Required task: Go through the records and extract every line with the word "from".

Material to process:
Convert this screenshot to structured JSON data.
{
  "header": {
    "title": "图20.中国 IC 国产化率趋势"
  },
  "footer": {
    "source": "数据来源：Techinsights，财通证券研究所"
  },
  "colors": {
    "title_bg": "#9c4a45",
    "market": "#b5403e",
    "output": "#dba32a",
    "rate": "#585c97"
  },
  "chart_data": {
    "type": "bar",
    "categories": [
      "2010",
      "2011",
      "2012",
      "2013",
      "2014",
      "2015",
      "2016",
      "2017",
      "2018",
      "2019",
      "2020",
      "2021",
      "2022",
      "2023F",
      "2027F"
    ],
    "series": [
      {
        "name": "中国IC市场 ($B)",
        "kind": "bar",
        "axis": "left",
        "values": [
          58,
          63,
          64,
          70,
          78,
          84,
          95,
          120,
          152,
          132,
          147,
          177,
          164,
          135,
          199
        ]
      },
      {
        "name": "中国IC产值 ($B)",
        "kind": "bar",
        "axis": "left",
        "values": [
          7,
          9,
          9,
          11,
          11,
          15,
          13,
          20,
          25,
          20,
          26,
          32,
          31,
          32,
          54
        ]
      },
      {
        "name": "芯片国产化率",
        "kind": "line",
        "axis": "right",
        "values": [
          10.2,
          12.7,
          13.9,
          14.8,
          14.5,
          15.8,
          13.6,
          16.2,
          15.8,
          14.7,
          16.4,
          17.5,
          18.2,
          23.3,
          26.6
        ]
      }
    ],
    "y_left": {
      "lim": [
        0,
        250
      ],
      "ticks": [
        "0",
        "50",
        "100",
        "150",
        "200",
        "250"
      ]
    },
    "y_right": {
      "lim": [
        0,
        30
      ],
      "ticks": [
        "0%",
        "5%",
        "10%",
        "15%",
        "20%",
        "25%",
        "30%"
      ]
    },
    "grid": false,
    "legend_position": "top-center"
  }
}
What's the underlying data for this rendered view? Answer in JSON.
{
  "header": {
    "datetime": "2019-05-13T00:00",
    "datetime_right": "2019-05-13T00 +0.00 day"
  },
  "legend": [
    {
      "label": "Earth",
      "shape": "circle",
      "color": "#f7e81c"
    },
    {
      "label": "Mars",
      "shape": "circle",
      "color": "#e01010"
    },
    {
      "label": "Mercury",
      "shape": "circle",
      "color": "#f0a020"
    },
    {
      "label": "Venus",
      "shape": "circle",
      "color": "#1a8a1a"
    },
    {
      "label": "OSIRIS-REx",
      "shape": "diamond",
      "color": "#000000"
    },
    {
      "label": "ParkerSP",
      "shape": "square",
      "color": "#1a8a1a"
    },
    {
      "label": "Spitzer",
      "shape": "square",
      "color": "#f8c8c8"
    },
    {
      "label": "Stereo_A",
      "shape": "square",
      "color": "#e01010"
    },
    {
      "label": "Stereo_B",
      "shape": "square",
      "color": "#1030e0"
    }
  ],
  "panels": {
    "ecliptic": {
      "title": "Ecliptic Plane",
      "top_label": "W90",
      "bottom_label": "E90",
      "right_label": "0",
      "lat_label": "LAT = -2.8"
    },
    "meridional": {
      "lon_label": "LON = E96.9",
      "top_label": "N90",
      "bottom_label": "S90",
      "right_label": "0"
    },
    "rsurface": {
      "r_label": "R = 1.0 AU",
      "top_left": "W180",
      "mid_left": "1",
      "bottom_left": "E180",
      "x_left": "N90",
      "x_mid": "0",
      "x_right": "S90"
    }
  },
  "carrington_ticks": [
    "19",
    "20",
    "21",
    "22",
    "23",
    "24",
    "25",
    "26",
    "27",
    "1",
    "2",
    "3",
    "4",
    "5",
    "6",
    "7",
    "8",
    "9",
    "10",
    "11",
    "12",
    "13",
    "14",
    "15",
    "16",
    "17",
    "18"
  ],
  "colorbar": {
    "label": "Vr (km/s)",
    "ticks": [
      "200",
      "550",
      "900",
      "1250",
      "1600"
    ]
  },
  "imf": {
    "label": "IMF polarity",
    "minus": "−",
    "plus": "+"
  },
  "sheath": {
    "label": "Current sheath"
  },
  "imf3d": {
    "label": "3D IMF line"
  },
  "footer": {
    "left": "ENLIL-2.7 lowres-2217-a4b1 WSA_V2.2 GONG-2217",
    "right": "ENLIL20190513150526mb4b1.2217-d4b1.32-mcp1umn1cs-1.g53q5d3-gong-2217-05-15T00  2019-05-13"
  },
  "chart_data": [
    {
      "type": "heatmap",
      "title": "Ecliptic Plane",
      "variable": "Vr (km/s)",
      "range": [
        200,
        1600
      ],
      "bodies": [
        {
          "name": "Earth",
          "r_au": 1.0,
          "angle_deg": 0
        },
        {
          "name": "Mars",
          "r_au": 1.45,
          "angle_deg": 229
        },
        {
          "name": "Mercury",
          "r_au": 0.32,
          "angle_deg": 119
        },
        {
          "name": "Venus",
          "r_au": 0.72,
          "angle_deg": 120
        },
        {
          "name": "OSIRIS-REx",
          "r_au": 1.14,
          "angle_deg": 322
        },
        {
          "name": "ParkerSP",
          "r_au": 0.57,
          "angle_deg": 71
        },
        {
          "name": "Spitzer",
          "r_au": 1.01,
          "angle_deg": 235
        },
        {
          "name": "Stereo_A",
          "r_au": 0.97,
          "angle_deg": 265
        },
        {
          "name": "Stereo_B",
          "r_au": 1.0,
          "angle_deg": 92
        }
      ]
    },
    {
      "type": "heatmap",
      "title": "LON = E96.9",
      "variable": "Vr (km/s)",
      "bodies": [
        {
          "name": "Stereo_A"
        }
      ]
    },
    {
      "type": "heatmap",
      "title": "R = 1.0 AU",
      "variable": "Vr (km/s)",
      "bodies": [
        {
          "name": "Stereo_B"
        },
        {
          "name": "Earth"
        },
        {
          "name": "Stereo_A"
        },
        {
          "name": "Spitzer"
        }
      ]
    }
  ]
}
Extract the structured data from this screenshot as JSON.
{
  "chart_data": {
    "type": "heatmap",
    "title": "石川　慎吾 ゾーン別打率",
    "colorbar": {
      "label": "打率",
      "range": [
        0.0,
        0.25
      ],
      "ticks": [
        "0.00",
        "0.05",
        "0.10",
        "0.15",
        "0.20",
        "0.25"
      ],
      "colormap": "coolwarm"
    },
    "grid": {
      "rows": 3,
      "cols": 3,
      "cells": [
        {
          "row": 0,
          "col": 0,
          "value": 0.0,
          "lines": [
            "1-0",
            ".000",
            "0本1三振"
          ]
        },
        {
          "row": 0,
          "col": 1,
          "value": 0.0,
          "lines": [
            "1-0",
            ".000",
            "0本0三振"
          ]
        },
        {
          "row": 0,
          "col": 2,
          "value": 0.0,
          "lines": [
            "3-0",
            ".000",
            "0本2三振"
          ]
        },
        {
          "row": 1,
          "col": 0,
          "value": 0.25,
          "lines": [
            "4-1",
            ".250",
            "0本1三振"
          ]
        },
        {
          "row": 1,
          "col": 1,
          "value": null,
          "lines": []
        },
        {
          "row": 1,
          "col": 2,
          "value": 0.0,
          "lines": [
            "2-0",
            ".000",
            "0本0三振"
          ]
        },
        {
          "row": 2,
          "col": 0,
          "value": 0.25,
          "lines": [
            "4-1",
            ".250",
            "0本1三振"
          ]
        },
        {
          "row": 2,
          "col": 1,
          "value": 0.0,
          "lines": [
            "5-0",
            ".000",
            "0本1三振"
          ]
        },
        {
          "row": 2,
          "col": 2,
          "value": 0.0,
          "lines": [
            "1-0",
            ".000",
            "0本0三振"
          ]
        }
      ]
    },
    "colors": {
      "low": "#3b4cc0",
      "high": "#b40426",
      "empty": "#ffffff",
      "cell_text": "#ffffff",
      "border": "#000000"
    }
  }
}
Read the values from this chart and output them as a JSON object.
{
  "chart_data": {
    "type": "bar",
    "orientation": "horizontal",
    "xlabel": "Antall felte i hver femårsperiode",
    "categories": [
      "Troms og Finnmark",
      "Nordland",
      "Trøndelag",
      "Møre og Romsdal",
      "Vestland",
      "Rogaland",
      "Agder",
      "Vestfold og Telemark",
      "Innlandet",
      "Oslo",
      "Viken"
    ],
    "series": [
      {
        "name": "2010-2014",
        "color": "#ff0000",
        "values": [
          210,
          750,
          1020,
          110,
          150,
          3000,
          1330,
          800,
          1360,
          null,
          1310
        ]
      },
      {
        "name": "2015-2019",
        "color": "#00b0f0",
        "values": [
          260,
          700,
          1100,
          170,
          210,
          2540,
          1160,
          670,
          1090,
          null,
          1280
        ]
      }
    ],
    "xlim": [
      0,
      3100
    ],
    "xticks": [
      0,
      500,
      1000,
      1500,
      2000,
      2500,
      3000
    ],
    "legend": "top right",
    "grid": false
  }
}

Result of the task:
Extract the structured data from this screenshot as JSON.
Read the values from this chart and output them as a JSON object.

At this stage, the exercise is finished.